## [Challenge]
Repeat every record below exactly, but leave out any pictures.

## [Stored records]
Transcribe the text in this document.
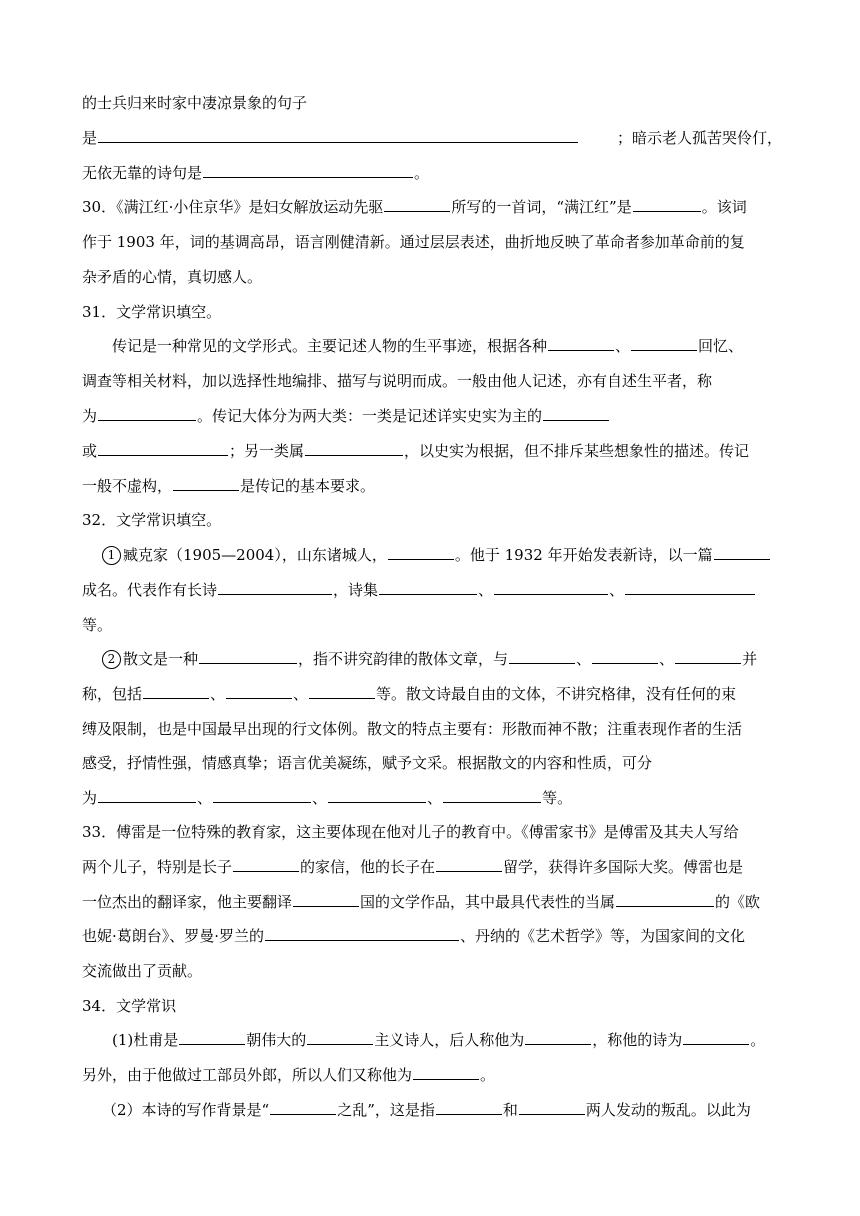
的士兵归来时家中凄凉景象的句子
是	；暗示老人孤苦哭伶仃，
无依无靠的诗句是	。
30．《满江红·小住京华》是妇女解放运动先驱	所写的一首词，“满江红”是	。该词
作于 1903 年，词的基调高昂，语言刚健清新。通过层层表述，曲折地反映了革命者参加革命前的复
杂矛盾的心情，真切感人。
31．文学常识填空。
传记是一种常见的文学形式。主要记述人物的生平事迹，根据各种	、	回忆、
调查等相关材料，加以选择性地编排、描写与说明而成。一般由他人记述，亦有自述生平者，称
为	。传记大体分为两大类：一类是记述详实史实为主的
或	；另一类属	，以史实为根据，但不排斥某些想象性的描述。传记
一般不虚构，	是传记的基本要求。
32．文学常识填空。
1 臧克家（1905—2004），山东诸城人，	。他于 1932 年开始发表新诗，以一篇
成名。代表作有长诗	，诗集	、	、
等。
2 散文是一种	，指不讲究韵律的散体文章，与	、	、	并
称，包括	、	、	等。散文诗最自由的文体，不讲究格律，没有任何的束
缚及限制，也是中国最早出现的行文体例。散文的特点主要有：形散而神不散；注重表现作者的生活
感受，抒情性强，情感真挚；语言优美凝练，赋予文采。根据散文的内容和性质，可分
为	、	、	、	等。
33．傅雷是一位特殊的教育家，这主要体现在他对儿子的教育中。《傅雷家书》是傅雷及其夫人写给
两个儿子，特别是长子	的家信，他的长子在	留学，获得许多国际大奖。傅雷也是
一位杰出的翻译家，他主要翻译	国的文学作品，其中最具代表性的当属	的《欧
也妮·葛朗台》、罗曼·罗兰的	、丹纳的《艺术哲学》等，为国家间的文化
交流做出了贡献。
34．文学常识
(1)杜甫是	朝伟大的	主义诗人，后人称他为	，称他的诗为	。
另外，由于他做过工部员外郎，所以人们又称他为	。
（2）本诗的写作背景是“	之乱”，这是指	和	两人发动的叛乱。以此为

## [Complete response]
Transcribe the text in this document.
的士兵归来时家中凄凉景象的句子
是	；暗示老人孤苦哭伶仃，
无依无靠的诗句是	。
30．《满江红·小住京华》是妇女解放运动先驱	所写的一首词，“满江红”是	。该词
作于 1903 年，词的基调高昂，语言刚健清新。通过层层表述，曲折地反映了革命者参加革命前的复
杂矛盾的心情，真切感人。
31．文学常识填空。
传记是一种常见的文学形式。主要记述人物的生平事迹，根据各种	、	回忆、
调查等相关材料，加以选择性地编排、描写与说明而成。一般由他人记述，亦有自述生平者，称
为	。传记大体分为两大类：一类是记述详实史实为主的
或	；另一类属	，以史实为根据，但不排斥某些想象性的描述。传记
一般不虚构，	是传记的基本要求。
32．文学常识填空。
1 臧克家（1905—2004），山东诸城人，	。他于 1932 年开始发表新诗，以一篇
成名。代表作有长诗	，诗集	、	、
等。
2 散文是一种	，指不讲究韵律的散体文章，与	、	、	并
称，包括	、	、	等。散文诗最自由的文体，不讲究格律，没有任何的束
缚及限制，也是中国最早出现的行文体例。散文的特点主要有：形散而神不散；注重表现作者的生活
感受，抒情性强，情感真挚；语言优美凝练，赋予文采。根据散文的内容和性质，可分
为	、	、	、	等。
33．傅雷是一位特殊的教育家，这主要体现在他对儿子的教育中。《傅雷家书》是傅雷及其夫人写给
两个儿子，特别是长子	的家信，他的长子在	留学，获得许多国际大奖。傅雷也是
一位杰出的翻译家，他主要翻译	国的文学作品，其中最具代表性的当属	的《欧
也妮·葛朗台》、罗曼·罗兰的	、丹纳的《艺术哲学》等，为国家间的文化
交流做出了贡献。
34．文学常识
(1)杜甫是	朝伟大的	主义诗人，后人称他为	，称他的诗为	。
另外，由于他做过工部员外郎，所以人们又称他为	。
（2）本诗的写作背景是“	之乱”，这是指	和	两人发动的叛乱。以此为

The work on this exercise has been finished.